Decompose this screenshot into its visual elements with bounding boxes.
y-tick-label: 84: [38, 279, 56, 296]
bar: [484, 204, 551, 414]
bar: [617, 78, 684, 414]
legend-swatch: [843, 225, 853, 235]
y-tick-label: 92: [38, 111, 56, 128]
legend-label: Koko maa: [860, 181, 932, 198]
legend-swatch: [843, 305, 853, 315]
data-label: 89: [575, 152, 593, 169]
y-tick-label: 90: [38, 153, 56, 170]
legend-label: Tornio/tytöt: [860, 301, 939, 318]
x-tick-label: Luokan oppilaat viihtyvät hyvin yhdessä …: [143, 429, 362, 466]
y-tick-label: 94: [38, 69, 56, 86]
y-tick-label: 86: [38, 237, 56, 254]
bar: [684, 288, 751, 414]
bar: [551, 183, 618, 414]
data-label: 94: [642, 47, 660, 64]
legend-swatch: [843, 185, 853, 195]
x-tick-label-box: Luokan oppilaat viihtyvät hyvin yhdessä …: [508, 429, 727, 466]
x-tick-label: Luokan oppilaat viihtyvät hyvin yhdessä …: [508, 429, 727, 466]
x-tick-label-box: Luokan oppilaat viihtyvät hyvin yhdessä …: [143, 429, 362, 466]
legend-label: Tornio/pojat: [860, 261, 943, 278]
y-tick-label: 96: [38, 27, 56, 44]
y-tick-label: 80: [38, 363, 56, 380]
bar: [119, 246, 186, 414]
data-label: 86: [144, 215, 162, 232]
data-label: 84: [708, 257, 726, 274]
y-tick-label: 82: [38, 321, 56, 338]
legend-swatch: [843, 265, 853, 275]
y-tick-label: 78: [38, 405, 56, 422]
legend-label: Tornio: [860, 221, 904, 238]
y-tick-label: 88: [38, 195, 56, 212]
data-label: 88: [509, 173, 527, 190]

===

Task statement: Please identify each line above that contains the string "Tornio" and copy those lines in full. Case counts.

Response to the task:
legend-label: Tornio/tytöt: [860, 301, 939, 318]
legend-label: Tornio/pojat: [860, 261, 943, 278]
legend-label: Tornio: [860, 221, 904, 238]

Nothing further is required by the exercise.